§ Exercise aim:
Scan the records for the string "Support"; copy each line where it occurs.

§ The records:

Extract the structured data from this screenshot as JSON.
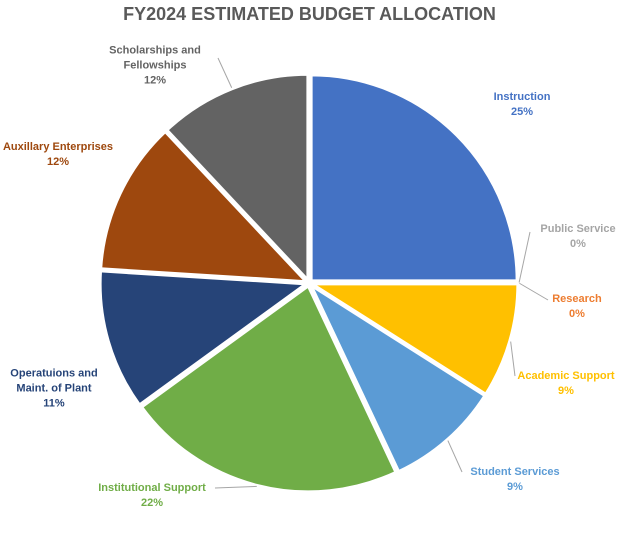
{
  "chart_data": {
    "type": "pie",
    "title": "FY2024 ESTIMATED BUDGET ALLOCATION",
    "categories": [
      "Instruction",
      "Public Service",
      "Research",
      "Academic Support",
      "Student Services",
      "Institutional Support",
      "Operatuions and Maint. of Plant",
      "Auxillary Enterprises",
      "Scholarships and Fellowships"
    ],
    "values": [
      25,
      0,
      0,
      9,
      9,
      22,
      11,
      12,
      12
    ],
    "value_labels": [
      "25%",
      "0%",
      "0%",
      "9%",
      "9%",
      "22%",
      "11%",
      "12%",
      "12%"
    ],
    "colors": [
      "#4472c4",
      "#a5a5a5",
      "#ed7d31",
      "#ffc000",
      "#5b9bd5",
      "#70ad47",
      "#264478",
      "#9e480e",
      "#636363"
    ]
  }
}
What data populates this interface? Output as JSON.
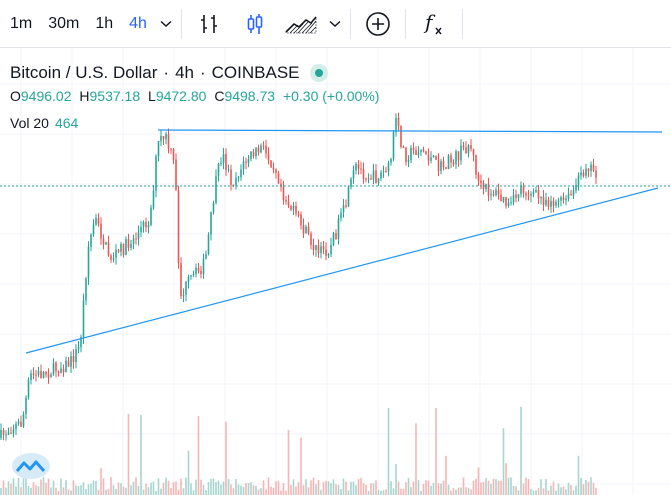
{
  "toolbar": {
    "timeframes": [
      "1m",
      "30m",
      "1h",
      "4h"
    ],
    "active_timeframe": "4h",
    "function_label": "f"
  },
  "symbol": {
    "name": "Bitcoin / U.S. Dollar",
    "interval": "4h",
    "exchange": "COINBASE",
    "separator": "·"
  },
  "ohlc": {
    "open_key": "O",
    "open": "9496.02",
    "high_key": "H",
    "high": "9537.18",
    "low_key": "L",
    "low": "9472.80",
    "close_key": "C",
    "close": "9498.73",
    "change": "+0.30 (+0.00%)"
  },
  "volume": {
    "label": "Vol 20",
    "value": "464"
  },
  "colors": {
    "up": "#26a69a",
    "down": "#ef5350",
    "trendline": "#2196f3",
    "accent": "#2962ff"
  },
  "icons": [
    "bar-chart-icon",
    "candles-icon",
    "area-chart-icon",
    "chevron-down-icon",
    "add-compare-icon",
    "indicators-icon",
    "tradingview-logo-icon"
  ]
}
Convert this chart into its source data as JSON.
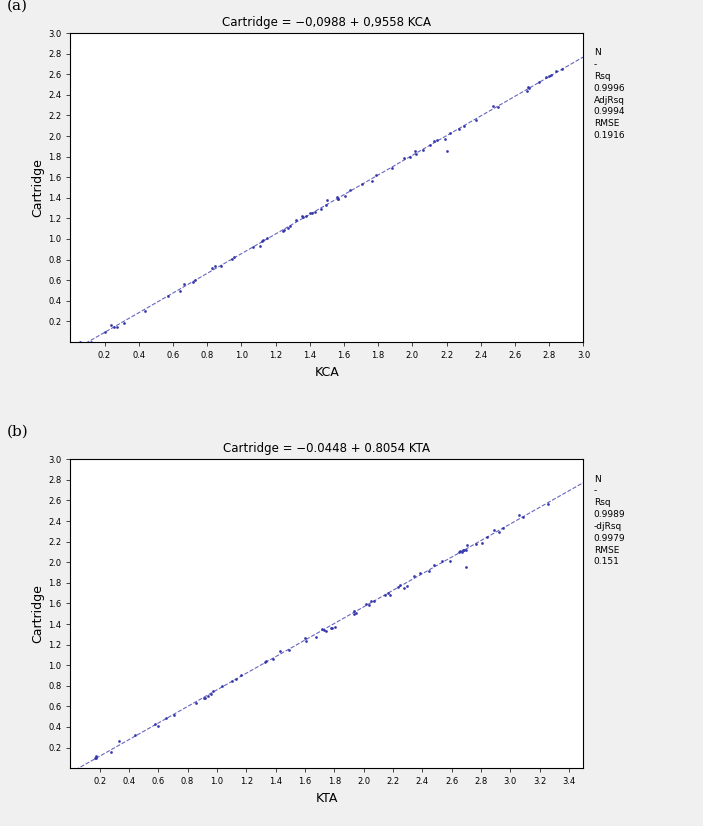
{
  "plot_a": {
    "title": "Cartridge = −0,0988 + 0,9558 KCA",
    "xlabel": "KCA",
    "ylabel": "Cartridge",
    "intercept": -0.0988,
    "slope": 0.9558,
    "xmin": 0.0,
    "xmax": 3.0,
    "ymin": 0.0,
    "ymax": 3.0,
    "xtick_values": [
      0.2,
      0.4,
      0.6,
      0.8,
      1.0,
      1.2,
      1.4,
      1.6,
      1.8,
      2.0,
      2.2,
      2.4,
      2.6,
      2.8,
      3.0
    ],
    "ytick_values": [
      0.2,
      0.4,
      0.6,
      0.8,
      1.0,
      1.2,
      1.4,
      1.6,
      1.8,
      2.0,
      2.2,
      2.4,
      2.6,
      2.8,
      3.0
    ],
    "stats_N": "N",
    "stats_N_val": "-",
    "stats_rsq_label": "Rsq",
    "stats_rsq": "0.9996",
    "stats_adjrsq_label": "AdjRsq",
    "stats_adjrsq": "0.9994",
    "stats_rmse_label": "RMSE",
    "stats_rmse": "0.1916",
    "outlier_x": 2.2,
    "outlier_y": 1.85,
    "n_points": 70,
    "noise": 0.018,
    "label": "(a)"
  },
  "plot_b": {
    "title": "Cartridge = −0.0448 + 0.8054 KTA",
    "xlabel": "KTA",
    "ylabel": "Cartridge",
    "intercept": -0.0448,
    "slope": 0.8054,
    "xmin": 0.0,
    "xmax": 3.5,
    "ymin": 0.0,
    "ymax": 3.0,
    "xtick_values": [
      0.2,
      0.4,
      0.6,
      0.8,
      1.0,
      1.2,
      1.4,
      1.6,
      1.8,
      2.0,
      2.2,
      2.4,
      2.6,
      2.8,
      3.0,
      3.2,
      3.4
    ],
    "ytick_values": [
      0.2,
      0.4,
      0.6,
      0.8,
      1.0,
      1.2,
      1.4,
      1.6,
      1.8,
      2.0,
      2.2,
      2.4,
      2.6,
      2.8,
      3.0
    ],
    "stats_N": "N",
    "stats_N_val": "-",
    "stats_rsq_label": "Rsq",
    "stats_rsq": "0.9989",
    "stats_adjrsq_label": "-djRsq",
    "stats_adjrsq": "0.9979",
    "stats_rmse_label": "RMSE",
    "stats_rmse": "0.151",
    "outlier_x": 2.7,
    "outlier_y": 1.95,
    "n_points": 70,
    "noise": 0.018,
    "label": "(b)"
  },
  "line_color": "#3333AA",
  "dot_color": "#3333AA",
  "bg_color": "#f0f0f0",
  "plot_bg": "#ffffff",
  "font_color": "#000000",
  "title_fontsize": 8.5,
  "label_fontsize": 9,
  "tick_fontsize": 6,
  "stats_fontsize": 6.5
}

§ Result:
      "Academic Support",
      "Institutional Support",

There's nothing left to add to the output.